Monday 29 January 2018

A Sunday afternoon stroll

A short shopping session in Plymouth for some items for our forthcoming Norwegian trip and then off to Dartmoor for a Sunday afternoon walk. It seems ages since we've been on the moor and it was a treat to get out and into the landscape again. Just three miles but a walk that took us through an area replete in 5 millennia of human history, from 3000BC to today. All that and a stop in a pub at the end. What could be better? Walking, talking, thinking, living: our adventure our way.
Our starting point was the Scout Hut at Gutter Tor. Although not that far from the honeypot of Burrator Reservoir, it is a lonely part of the moor and has an alluring isolated feeling. One of its attractions, really. Our route was quite straightforward and relatively easy as we didn't feel like being adventurous and walk 'off piste' when it was so wet underfoot. We headed due east along the track to the Eylesbarrow Tin Mine but turned south before we got that far to go across Ditswworthy Warren, through Drizzle Combe, down to Ditsworthy Warren House, thence back between Gutter Tor and Gutter Mire to our starting point.

= WRITTEN REQUEST 1 =
In the Dartmoor walk account, where did the walk begin?
The walk account and the entries were taken from separate sources.

Element box records
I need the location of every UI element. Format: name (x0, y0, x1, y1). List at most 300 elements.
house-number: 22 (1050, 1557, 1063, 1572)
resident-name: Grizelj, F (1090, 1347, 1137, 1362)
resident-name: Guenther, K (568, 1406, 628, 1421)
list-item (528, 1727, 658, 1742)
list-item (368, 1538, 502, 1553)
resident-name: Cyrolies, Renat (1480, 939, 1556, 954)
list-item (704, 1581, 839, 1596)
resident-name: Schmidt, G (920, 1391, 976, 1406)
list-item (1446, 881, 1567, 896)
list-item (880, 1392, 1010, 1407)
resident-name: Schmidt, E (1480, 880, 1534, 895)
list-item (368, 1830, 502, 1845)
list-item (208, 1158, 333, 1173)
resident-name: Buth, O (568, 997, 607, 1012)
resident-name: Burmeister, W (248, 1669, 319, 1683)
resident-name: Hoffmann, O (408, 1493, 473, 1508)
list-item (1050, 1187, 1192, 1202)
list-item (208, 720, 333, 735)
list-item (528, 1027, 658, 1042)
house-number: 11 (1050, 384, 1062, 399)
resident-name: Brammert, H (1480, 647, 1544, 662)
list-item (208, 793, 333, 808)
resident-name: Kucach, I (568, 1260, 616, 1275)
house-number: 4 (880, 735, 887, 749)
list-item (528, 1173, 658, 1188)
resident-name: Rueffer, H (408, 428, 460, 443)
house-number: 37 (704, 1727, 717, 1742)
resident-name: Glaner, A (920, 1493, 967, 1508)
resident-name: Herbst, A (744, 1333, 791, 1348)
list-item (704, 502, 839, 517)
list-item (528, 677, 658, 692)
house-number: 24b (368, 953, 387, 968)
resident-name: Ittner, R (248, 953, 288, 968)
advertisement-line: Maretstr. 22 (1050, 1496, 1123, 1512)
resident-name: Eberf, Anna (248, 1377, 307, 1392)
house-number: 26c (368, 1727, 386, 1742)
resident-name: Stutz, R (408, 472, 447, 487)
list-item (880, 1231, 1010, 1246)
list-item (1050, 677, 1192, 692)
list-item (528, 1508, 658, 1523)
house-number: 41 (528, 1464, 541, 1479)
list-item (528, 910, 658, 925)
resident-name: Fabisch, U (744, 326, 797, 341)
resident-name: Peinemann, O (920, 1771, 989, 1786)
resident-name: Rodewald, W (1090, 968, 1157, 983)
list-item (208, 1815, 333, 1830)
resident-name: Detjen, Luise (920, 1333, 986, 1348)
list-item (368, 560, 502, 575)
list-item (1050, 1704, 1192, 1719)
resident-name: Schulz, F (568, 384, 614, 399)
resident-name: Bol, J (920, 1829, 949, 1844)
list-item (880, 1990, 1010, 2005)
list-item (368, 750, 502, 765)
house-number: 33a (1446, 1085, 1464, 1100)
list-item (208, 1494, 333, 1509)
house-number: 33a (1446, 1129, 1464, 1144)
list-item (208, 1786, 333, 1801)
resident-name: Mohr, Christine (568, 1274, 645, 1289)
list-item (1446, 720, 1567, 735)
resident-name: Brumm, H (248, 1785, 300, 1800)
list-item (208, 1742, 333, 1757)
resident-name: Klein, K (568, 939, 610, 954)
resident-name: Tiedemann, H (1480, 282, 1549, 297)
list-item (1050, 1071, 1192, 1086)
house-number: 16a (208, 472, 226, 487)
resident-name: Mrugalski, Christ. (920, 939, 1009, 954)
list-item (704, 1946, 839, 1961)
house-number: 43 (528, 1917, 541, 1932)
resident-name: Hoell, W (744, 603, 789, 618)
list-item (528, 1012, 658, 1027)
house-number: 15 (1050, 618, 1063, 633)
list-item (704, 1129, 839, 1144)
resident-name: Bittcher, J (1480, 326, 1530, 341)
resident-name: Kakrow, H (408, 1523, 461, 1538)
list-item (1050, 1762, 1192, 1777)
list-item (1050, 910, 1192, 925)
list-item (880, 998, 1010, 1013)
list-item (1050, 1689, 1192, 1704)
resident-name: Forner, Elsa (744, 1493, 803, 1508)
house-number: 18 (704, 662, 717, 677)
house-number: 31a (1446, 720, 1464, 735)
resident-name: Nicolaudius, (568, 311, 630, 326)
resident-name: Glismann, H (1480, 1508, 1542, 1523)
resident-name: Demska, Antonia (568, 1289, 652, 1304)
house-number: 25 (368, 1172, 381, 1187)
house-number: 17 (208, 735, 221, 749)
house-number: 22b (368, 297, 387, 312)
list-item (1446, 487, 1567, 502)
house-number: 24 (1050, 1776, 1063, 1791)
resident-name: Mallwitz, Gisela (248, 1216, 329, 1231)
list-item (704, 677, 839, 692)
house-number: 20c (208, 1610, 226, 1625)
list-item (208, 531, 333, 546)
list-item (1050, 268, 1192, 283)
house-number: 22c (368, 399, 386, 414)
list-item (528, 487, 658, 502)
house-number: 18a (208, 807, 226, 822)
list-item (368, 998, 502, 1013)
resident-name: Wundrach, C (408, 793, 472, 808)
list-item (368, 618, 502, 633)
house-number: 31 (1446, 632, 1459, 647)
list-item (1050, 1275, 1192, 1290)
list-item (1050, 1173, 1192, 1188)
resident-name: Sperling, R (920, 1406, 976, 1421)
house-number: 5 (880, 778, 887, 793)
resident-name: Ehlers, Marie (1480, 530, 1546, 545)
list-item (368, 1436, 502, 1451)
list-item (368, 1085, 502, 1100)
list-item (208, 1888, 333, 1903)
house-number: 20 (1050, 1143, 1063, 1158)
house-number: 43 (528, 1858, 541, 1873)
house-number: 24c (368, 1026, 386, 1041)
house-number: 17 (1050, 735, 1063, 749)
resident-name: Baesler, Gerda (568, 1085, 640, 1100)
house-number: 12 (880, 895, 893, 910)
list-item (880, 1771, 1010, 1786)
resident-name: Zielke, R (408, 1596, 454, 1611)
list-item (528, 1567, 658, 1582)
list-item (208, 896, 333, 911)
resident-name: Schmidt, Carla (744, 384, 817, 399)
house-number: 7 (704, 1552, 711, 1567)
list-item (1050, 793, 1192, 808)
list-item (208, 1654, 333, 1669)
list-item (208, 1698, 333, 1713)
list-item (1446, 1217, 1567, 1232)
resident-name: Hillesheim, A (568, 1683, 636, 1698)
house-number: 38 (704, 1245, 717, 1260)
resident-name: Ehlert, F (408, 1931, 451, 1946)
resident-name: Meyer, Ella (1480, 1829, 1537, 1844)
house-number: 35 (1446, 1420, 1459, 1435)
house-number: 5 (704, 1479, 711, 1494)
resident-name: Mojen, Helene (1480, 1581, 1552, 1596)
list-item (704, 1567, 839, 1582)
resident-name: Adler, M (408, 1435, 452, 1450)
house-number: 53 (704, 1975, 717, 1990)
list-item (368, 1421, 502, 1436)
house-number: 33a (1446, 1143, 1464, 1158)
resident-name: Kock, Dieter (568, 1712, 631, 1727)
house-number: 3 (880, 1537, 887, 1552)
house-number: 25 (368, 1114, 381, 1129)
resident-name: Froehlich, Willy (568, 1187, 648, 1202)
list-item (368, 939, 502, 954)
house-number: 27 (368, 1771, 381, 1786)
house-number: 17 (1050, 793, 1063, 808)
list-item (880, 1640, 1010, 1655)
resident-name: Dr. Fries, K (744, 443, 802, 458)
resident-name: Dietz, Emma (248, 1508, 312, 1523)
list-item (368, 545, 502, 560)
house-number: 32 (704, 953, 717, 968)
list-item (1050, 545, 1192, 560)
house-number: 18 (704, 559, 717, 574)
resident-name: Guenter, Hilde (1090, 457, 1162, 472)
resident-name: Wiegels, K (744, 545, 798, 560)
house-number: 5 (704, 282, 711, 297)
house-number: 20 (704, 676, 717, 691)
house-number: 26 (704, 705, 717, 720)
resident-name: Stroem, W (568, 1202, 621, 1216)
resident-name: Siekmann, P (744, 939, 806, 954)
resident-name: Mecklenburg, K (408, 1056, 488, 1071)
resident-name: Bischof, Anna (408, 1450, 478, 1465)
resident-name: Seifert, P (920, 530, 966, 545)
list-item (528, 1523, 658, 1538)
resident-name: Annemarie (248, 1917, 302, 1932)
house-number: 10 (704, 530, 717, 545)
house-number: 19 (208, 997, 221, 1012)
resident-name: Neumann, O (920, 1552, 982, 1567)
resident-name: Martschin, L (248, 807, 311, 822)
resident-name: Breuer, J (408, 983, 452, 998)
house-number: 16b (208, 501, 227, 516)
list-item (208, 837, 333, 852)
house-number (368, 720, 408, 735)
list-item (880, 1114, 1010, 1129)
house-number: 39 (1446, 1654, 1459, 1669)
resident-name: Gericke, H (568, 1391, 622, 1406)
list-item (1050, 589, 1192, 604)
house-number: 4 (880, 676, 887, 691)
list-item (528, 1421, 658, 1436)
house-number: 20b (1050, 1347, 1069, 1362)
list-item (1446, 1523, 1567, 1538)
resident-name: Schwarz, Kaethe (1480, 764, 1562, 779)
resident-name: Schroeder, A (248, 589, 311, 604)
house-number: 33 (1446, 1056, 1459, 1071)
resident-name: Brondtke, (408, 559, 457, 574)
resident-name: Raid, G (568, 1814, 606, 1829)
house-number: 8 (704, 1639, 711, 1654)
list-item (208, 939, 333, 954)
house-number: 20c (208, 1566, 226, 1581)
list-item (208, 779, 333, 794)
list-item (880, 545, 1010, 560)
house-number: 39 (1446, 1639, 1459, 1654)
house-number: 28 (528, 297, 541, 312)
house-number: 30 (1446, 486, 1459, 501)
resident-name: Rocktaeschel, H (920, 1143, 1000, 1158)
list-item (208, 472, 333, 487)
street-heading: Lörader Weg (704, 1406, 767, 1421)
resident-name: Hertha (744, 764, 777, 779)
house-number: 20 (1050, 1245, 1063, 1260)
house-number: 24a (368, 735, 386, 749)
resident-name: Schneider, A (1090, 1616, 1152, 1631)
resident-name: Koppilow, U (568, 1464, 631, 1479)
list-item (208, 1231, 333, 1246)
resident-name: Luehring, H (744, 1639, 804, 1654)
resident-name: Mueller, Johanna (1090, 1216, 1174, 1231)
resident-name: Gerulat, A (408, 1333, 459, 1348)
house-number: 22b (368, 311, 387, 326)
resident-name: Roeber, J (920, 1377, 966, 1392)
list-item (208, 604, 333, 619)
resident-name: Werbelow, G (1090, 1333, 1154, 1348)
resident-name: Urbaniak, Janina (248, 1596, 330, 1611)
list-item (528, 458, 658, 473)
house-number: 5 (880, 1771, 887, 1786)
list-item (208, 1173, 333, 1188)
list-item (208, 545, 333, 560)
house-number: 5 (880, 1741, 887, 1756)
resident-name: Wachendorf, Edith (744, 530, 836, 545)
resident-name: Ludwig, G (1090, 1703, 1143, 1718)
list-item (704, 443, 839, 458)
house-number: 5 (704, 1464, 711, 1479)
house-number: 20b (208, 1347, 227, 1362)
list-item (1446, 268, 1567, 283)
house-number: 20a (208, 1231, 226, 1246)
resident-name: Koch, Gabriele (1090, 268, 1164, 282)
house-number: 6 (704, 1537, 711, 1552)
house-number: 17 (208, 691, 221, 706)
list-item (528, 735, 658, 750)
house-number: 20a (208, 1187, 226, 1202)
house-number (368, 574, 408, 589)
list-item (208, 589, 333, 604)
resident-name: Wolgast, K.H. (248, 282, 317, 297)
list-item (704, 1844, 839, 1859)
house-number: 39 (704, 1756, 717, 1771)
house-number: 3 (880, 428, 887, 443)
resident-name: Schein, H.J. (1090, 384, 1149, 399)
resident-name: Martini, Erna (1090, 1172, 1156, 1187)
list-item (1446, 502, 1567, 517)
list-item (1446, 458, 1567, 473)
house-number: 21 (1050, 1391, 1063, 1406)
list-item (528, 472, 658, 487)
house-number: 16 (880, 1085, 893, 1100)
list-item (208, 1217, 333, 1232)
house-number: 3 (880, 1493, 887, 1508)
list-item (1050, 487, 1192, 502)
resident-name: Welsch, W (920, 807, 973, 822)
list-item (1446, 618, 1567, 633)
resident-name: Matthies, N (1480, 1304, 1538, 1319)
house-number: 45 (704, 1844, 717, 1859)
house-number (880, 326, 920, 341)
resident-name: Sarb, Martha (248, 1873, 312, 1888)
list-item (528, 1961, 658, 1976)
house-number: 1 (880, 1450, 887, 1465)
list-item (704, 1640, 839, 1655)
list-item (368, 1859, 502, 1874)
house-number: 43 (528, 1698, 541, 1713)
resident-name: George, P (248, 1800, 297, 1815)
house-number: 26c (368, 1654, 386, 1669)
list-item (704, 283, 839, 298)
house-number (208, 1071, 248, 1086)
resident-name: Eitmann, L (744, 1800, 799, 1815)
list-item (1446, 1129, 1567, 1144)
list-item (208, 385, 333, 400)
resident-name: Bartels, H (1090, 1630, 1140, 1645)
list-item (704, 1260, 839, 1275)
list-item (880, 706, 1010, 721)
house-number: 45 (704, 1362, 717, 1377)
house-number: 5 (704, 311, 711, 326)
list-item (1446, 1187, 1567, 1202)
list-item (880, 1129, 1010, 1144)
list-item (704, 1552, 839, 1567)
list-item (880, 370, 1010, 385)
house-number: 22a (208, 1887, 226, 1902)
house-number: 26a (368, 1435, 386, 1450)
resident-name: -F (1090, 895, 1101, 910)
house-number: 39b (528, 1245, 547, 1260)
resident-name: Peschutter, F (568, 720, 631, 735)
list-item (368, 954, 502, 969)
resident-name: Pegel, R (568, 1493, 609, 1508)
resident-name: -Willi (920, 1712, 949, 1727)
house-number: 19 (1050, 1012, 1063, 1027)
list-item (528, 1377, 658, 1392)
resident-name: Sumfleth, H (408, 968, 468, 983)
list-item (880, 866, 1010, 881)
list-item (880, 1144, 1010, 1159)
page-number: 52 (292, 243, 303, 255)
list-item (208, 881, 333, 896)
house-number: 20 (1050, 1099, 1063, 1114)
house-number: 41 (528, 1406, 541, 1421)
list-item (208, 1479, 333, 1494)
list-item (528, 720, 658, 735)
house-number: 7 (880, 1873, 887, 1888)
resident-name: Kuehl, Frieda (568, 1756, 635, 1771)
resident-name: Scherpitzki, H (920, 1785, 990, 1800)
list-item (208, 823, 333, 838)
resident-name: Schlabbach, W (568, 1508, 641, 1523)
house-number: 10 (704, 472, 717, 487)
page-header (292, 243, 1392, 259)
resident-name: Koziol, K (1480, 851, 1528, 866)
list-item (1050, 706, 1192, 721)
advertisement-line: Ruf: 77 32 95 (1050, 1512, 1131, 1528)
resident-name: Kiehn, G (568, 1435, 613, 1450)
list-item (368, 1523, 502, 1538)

= WRITTEN REQUEST 2 =
Reproduce the entries exactly, beginning at their first line and stopping after the line that contains "resident-name: Buth, O (568, 997, 607, 1012)".

= CORRECT RESPONSE 1 =
At the Scout Hut at Gutter Tor.

= CORRECT RESPONSE 2 =
I need the location of every UI element. Format: name (x0, y0, x1, y1). List at most 300 elements.
house-number: 22 (1050, 1557, 1063, 1572)
resident-name: Grizelj, F (1090, 1347, 1137, 1362)
resident-name: Guenther, K (568, 1406, 628, 1421)
list-item (528, 1727, 658, 1742)
list-item (368, 1538, 502, 1553)
resident-name: Cyrolies, Renat (1480, 939, 1556, 954)
list-item (704, 1581, 839, 1596)
resident-name: Schmidt, G (920, 1391, 976, 1406)
list-item (1446, 881, 1567, 896)
list-item (880, 1392, 1010, 1407)
resident-name: Schmidt, E (1480, 880, 1534, 895)
list-item (368, 1830, 502, 1845)
list-item (208, 1158, 333, 1173)
resident-name: Buth, O (568, 997, 607, 1012)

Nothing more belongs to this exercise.